*Data to process:*
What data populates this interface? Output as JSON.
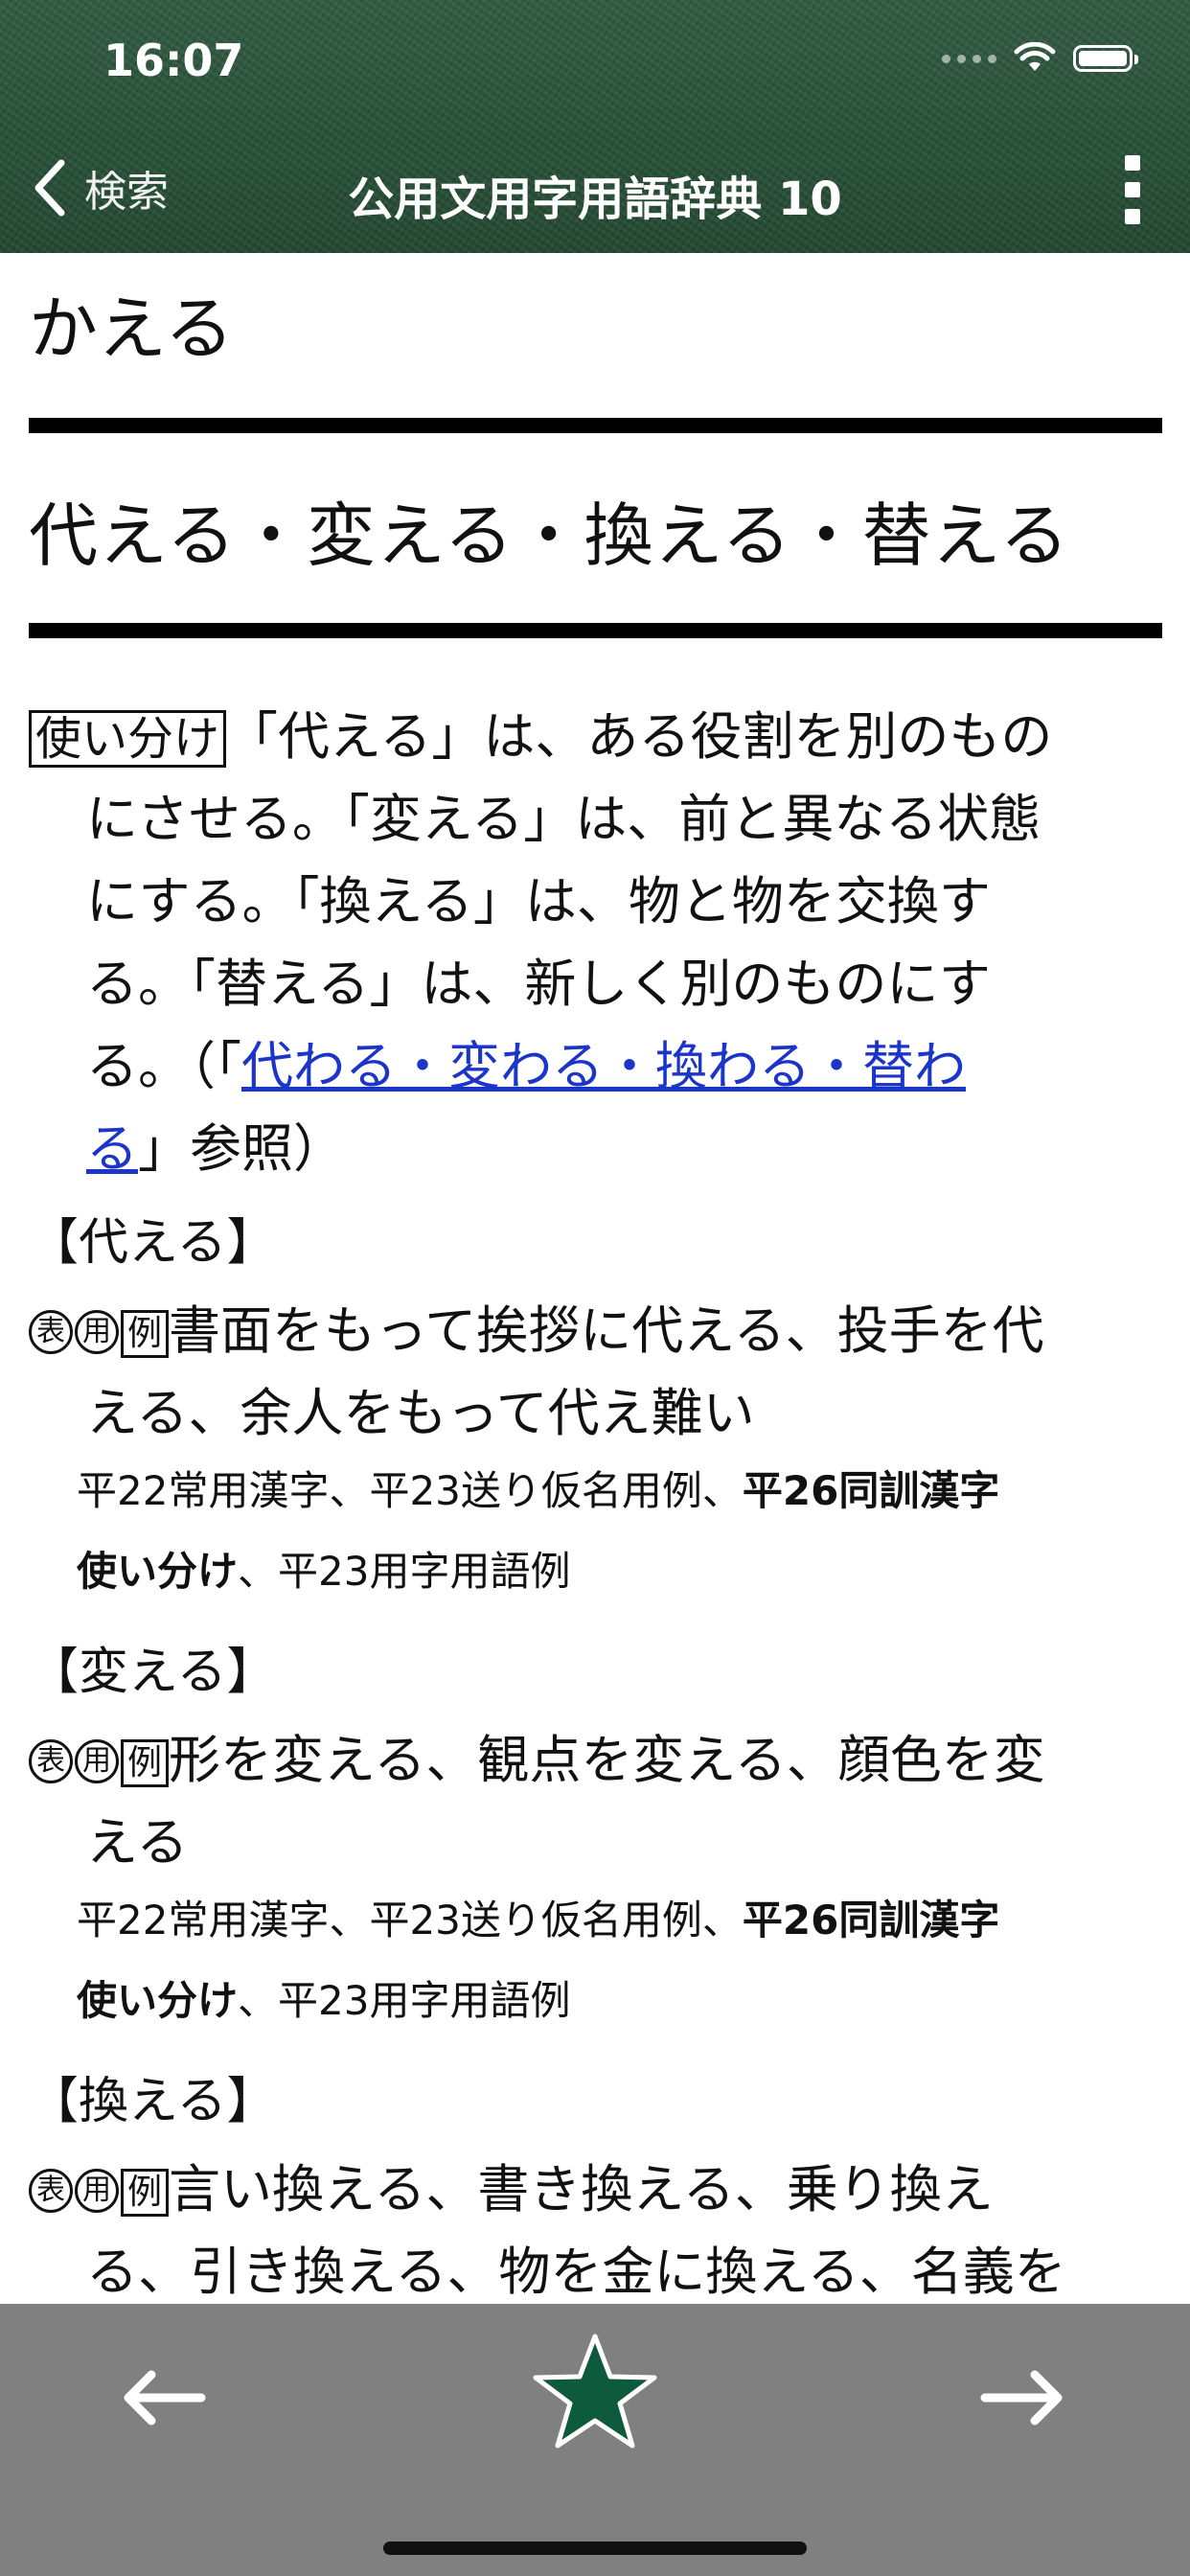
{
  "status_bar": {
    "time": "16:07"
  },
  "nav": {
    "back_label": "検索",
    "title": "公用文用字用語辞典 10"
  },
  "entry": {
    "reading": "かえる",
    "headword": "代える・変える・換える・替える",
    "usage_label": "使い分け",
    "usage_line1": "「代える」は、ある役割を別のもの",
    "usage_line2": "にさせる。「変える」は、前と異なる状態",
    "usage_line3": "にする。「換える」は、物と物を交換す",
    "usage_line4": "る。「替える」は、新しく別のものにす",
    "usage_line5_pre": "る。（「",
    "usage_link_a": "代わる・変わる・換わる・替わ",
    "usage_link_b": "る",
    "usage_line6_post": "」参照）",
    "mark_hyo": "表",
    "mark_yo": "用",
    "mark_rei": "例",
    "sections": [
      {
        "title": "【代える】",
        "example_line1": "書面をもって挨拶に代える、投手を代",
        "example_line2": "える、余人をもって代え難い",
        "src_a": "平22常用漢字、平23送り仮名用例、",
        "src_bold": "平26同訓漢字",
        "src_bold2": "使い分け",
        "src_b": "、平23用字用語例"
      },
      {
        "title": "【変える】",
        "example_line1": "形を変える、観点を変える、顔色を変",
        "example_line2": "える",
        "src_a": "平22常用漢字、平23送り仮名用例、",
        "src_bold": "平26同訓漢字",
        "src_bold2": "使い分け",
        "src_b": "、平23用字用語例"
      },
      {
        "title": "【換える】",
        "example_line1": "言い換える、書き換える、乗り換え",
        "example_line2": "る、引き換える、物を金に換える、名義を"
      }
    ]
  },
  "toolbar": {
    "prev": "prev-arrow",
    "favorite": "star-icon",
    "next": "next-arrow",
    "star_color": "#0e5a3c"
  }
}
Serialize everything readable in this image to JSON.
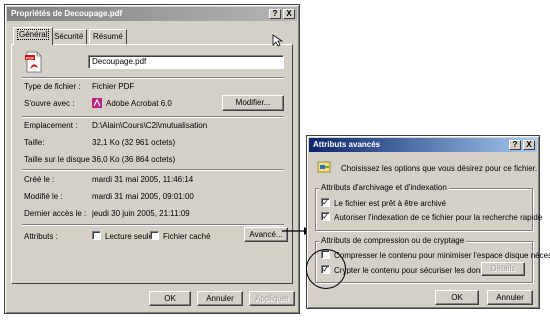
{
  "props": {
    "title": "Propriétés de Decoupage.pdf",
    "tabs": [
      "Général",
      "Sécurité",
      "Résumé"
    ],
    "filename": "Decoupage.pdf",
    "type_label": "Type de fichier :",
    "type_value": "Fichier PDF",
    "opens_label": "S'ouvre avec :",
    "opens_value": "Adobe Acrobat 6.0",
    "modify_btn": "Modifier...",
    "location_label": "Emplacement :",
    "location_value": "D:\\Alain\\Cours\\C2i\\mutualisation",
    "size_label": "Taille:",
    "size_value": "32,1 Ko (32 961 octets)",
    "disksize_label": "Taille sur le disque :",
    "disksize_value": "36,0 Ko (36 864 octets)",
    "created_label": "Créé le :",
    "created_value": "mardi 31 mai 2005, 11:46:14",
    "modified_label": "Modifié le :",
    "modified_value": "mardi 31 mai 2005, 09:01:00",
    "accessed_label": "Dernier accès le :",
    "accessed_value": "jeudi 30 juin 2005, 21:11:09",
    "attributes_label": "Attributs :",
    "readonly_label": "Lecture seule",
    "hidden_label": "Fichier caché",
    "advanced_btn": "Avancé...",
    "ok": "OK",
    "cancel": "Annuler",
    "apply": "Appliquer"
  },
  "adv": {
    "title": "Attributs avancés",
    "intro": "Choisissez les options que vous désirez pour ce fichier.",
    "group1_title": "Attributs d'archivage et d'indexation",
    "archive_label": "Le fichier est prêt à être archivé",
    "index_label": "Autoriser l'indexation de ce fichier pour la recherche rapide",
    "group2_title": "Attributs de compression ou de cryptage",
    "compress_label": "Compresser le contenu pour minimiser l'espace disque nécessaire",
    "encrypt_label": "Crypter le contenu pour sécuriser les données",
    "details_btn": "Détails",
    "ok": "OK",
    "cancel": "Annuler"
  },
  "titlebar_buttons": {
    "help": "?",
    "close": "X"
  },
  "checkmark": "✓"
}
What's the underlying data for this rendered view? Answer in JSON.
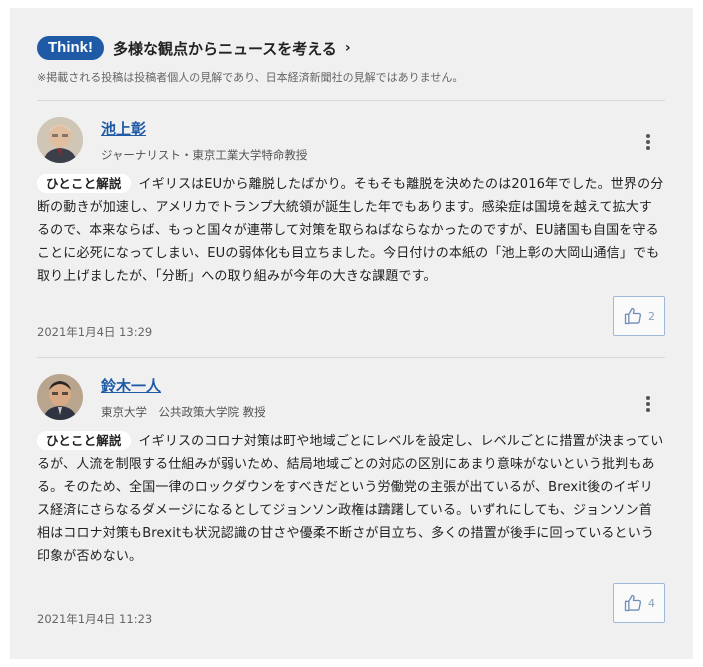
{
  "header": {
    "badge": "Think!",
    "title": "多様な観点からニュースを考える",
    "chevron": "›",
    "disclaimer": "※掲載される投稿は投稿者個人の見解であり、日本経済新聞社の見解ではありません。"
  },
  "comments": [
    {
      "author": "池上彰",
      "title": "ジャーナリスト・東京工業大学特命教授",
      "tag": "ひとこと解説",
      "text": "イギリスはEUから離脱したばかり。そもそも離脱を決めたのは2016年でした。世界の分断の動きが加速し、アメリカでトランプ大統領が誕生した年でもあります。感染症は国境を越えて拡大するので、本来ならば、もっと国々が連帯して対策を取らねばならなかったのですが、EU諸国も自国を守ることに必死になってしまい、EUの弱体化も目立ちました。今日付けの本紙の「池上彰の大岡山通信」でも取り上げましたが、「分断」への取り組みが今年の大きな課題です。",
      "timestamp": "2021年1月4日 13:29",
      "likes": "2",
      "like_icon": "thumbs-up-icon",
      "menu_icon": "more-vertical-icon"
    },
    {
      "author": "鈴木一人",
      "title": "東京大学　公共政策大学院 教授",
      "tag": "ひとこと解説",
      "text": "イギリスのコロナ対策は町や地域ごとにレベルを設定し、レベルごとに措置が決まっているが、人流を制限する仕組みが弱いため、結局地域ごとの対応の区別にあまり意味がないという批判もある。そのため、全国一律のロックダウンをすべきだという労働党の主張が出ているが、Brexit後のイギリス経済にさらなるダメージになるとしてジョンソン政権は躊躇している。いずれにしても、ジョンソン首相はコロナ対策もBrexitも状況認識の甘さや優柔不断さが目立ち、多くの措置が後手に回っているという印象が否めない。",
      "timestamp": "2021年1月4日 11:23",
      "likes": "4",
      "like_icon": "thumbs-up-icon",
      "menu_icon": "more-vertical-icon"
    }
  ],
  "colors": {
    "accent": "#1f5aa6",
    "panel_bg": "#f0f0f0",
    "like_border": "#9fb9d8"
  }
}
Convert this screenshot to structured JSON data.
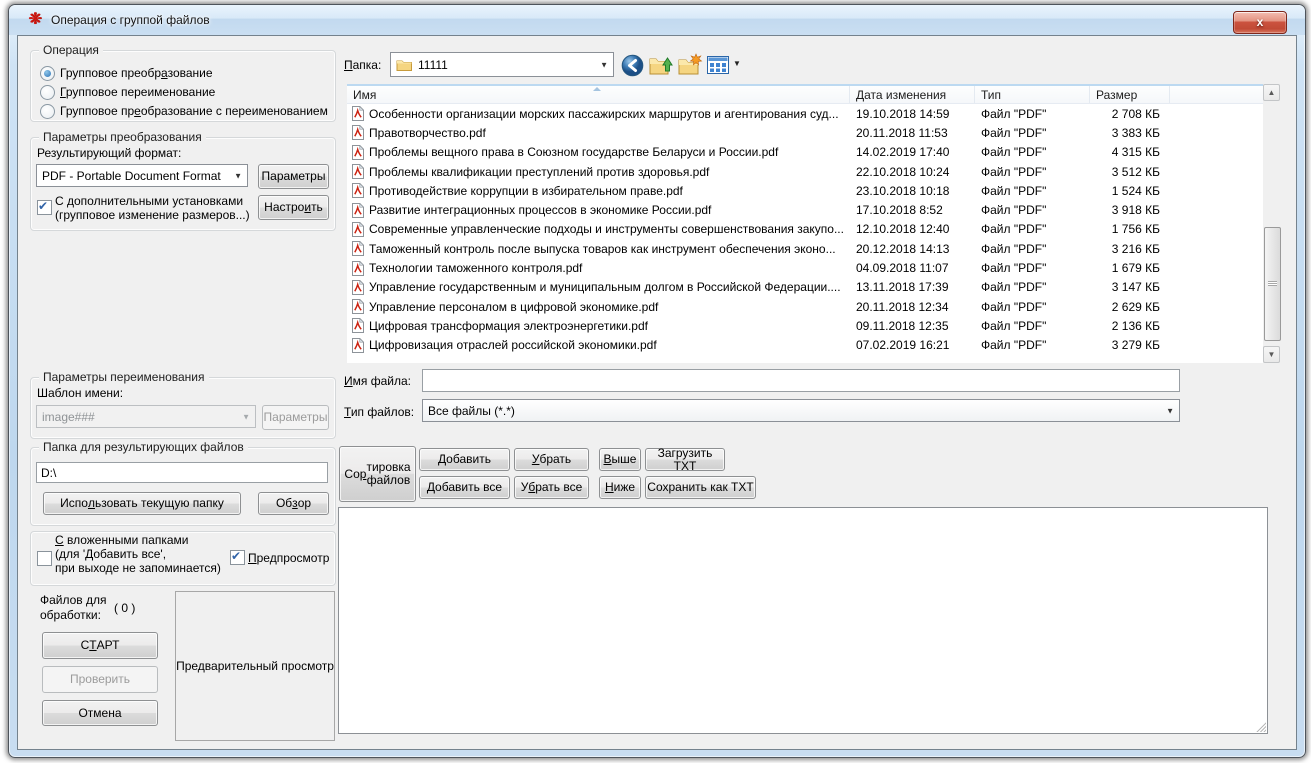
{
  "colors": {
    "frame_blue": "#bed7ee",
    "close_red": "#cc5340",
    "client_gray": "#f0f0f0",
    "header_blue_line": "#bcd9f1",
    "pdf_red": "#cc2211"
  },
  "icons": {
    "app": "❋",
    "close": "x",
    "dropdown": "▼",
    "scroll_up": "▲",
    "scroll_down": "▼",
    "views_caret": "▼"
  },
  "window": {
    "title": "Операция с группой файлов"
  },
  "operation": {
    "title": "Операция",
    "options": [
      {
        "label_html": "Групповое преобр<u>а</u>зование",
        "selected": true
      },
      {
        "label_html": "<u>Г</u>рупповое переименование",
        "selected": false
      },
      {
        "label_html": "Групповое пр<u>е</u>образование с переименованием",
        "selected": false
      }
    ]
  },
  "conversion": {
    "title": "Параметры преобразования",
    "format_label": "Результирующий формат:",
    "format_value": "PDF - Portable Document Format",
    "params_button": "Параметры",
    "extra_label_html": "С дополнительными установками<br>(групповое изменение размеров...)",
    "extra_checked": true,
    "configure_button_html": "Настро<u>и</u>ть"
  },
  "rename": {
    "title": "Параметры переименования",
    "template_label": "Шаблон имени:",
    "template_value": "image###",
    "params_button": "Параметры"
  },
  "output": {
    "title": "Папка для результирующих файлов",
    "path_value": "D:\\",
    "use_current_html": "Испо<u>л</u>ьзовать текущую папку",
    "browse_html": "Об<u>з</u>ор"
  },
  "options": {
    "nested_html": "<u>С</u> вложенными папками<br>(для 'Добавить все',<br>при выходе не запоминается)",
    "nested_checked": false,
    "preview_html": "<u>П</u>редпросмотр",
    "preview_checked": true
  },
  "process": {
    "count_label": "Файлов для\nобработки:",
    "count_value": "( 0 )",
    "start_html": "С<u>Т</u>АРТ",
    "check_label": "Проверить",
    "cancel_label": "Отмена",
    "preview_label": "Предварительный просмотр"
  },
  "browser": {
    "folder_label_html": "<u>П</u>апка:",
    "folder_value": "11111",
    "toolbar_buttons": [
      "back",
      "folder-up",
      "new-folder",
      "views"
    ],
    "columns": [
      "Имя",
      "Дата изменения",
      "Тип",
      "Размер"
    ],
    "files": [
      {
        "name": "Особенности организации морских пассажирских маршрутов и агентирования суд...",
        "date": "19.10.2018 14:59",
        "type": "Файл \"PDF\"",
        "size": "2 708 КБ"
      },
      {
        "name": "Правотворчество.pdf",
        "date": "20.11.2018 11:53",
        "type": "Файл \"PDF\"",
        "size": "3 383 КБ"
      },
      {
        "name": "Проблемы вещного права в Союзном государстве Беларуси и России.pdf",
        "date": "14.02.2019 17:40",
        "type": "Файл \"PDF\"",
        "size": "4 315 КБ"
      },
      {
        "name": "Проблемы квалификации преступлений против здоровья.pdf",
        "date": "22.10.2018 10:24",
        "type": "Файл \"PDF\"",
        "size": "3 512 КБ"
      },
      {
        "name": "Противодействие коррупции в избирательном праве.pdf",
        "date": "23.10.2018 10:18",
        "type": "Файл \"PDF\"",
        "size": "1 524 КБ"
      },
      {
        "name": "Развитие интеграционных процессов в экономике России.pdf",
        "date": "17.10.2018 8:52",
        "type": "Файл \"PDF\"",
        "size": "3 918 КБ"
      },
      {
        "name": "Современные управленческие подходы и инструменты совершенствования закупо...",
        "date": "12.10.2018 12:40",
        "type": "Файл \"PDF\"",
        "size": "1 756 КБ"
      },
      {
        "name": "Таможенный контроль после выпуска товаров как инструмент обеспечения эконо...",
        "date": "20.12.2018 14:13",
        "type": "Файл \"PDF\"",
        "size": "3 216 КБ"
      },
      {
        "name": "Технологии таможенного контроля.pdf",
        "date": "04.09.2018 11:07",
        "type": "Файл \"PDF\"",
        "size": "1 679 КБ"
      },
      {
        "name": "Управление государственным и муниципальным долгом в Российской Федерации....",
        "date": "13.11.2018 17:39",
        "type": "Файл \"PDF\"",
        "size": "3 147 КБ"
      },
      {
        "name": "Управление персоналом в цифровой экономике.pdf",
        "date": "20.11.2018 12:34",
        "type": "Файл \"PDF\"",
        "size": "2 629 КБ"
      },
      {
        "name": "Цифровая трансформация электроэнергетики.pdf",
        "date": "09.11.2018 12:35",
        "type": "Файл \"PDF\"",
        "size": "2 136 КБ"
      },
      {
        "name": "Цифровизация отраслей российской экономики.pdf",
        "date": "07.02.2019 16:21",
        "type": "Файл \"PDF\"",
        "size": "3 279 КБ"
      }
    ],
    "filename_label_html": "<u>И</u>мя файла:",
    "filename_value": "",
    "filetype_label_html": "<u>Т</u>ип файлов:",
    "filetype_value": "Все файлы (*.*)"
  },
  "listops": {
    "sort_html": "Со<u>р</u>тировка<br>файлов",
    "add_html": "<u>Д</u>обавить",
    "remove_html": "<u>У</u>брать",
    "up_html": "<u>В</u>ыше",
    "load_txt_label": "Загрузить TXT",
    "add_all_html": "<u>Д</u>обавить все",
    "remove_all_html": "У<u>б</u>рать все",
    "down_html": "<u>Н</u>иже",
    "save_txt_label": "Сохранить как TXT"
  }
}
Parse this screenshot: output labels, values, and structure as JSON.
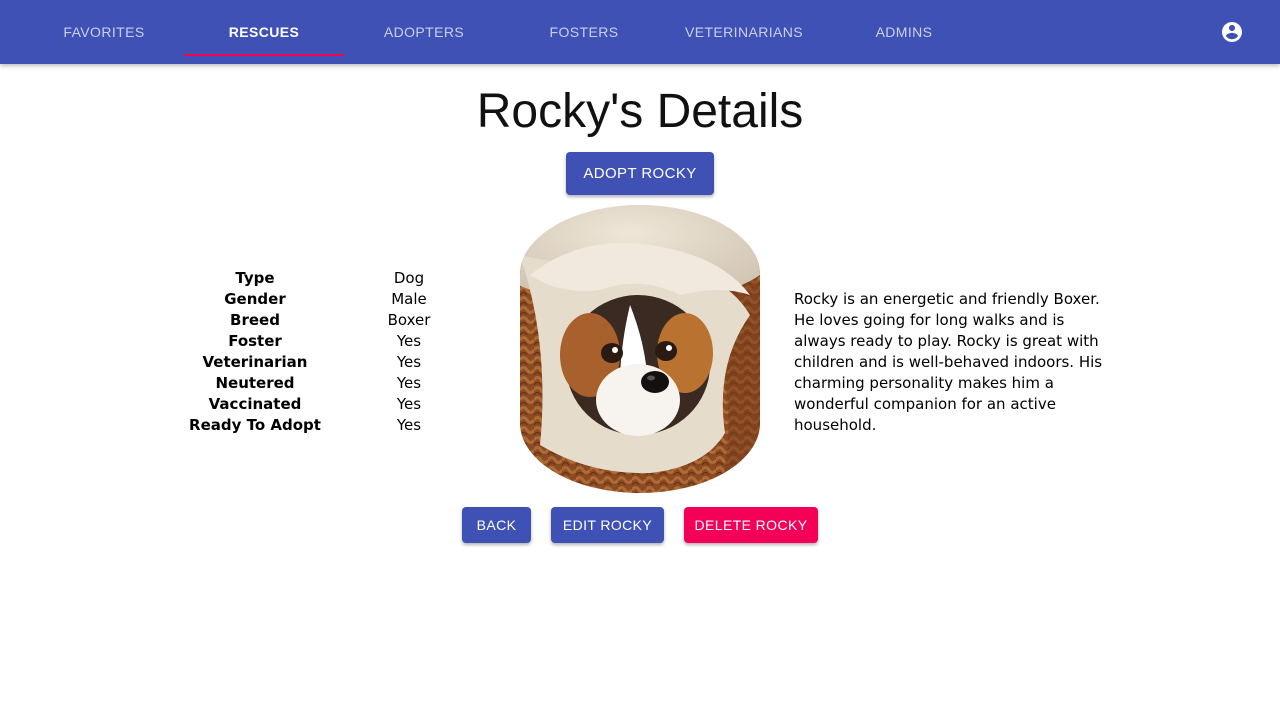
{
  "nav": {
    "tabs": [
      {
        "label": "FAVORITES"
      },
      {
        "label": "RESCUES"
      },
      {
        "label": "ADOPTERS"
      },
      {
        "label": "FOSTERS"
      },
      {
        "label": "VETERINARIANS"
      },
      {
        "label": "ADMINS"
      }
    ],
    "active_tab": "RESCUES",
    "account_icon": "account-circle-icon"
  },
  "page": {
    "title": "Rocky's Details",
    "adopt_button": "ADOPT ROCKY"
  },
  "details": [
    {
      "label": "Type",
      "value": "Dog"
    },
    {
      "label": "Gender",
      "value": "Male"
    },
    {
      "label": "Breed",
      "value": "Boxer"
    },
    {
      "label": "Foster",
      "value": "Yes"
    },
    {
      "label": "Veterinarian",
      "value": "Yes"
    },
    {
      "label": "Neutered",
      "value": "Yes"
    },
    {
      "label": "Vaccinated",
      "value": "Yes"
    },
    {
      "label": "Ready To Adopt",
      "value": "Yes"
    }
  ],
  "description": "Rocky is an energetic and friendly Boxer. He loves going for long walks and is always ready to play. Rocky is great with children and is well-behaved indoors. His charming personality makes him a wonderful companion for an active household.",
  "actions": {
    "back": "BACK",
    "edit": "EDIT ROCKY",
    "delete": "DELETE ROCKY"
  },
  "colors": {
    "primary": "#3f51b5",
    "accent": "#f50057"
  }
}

*Short problem:* Pull out every line holding "What" from the records above, and copy it.

*Output:*
What data populates this interface? Output as JSON.
What's the underlying data for this rendered view? Answer in JSON.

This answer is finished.